◆ EXERCISE DESCRIPTION: Copy the data verbatim, starting with its first line and continuing through the line that contains "svg-text:Stress σ [MPa]: Stress", with both of those lines included.

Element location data
◆ ◆ ◆ ◆ ◆ ◆ ◆

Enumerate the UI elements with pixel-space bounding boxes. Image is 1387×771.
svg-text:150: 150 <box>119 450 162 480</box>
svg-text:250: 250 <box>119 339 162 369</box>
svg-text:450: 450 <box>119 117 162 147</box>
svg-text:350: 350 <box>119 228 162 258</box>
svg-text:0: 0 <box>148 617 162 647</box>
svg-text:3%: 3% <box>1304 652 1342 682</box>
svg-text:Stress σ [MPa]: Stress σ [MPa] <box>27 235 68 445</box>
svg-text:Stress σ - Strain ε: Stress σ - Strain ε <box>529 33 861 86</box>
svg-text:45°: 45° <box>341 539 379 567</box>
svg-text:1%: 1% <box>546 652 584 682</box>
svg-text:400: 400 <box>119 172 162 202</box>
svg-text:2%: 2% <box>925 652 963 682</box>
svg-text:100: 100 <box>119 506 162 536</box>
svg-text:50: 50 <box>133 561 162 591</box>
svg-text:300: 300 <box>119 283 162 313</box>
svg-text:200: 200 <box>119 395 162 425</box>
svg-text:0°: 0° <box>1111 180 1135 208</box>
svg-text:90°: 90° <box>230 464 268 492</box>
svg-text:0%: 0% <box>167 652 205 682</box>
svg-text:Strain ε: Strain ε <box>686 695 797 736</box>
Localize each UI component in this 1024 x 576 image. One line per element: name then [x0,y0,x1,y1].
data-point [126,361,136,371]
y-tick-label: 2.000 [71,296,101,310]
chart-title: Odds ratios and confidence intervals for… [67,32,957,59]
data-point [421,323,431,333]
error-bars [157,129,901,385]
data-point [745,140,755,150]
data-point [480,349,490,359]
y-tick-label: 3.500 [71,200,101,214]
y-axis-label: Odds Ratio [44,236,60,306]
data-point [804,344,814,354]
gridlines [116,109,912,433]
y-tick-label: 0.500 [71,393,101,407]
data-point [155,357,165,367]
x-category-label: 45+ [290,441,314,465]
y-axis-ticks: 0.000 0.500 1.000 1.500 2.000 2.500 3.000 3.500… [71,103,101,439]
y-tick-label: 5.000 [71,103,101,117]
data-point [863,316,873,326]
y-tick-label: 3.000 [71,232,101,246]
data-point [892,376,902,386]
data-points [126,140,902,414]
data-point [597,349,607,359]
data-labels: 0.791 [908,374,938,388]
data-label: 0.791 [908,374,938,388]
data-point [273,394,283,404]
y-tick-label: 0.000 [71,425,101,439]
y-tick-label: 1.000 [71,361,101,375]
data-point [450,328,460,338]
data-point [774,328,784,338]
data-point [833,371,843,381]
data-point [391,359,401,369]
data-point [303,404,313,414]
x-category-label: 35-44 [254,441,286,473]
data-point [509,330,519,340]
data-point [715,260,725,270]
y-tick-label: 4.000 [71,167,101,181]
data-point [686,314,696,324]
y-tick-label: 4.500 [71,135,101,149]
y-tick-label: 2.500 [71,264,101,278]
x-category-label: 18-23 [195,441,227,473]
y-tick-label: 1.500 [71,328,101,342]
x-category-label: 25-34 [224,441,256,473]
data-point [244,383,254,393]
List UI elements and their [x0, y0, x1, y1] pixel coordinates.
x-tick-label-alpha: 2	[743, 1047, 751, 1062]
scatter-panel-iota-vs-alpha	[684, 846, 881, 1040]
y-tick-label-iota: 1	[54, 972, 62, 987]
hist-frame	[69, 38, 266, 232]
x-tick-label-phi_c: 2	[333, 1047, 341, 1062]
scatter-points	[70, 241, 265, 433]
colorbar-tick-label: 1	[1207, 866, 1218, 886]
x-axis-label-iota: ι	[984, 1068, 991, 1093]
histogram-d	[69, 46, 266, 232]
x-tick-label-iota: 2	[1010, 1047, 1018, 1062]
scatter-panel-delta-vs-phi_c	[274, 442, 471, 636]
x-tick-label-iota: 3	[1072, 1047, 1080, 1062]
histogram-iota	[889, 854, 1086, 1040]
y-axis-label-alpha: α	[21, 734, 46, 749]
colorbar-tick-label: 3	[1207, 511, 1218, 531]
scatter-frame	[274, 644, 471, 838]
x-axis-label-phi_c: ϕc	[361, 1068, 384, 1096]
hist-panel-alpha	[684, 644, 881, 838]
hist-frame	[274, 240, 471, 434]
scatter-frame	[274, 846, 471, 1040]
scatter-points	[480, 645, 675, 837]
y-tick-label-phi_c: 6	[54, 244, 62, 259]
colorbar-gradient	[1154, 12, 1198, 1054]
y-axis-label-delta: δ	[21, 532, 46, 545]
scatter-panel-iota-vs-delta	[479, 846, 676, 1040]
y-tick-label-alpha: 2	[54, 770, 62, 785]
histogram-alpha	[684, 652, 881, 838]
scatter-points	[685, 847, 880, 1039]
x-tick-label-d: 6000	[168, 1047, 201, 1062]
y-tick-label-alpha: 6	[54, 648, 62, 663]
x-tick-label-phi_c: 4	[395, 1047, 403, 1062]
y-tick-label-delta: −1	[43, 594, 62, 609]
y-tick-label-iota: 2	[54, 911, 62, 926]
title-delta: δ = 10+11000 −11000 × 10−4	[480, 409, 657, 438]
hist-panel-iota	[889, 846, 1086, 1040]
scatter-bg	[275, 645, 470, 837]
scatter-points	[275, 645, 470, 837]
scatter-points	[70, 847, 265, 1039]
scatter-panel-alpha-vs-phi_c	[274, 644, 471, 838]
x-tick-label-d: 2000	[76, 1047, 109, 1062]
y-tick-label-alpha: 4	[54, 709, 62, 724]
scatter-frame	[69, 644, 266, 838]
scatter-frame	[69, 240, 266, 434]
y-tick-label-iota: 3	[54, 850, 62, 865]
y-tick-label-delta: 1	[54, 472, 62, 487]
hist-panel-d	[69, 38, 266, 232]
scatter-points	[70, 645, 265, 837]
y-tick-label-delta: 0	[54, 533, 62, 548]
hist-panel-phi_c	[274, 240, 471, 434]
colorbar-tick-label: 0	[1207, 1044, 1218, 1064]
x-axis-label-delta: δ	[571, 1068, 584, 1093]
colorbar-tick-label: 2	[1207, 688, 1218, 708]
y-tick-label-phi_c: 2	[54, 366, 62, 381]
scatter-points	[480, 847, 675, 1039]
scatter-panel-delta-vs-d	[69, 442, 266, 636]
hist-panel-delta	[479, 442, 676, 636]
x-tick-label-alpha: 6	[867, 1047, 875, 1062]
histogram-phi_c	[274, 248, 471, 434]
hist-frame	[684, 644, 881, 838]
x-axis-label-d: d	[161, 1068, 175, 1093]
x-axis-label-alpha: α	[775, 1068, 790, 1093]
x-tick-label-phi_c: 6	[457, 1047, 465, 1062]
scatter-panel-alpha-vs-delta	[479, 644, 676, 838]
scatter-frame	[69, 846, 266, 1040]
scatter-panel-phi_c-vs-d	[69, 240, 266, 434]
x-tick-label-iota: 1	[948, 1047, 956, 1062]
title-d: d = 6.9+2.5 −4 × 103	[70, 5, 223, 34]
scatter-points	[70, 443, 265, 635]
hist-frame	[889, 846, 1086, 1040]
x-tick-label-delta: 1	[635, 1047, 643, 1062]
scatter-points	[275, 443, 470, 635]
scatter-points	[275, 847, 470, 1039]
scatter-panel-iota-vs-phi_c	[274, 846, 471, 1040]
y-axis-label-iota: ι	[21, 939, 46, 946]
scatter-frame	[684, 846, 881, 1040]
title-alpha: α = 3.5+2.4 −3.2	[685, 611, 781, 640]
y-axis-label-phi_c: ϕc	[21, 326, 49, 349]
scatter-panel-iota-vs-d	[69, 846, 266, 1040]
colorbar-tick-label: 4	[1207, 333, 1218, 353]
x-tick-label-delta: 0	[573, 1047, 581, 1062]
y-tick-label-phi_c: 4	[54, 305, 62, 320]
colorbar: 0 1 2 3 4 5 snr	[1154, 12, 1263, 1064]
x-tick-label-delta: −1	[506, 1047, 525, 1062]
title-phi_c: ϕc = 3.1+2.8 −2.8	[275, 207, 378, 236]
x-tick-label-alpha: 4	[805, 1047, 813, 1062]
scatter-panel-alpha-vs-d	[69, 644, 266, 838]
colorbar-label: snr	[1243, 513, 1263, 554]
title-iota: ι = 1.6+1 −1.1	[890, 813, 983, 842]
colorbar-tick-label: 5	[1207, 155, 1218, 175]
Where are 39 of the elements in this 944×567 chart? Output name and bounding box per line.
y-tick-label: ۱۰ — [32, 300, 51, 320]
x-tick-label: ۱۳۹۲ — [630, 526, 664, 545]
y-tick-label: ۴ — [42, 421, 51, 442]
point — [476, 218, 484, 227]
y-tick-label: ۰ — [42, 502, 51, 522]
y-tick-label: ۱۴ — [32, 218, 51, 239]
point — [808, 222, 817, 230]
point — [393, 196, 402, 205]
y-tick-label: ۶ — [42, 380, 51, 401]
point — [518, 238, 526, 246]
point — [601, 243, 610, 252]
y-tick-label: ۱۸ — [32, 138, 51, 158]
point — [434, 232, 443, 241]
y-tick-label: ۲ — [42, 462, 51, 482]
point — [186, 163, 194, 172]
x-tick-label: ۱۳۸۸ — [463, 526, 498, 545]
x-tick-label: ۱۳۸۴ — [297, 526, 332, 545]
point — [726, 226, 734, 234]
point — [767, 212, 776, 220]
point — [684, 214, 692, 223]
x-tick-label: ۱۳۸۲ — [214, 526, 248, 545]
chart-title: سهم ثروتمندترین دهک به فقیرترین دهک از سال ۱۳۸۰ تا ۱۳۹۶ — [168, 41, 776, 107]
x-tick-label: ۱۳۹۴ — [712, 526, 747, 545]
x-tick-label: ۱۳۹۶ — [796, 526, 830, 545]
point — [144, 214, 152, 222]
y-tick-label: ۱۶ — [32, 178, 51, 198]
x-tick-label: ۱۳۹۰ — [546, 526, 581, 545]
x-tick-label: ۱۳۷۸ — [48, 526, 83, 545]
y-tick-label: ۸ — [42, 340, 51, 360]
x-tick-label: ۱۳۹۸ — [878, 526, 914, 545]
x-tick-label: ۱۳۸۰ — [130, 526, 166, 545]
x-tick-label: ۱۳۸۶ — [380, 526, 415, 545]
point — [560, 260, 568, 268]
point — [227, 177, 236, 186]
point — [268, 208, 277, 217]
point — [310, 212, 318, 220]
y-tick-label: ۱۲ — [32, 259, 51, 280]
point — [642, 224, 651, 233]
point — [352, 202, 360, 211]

◆ ◆ ◆ ◆ ◆ ◆ ◆

◆ ANSWER TO THE PROBLEM:
Enumerate the UI elements with pixel-space bounding boxes. Image is 1387×771.
svg-text:150: 150 <box>119 450 162 480</box>
svg-text:250: 250 <box>119 339 162 369</box>
svg-text:450: 450 <box>119 117 162 147</box>
svg-text:350: 350 <box>119 228 162 258</box>
svg-text:0: 0 <box>148 617 162 647</box>
svg-text:3%: 3% <box>1304 652 1342 682</box>
svg-text:Stress σ [MPa]: Stress σ [MPa] <box>27 235 68 445</box>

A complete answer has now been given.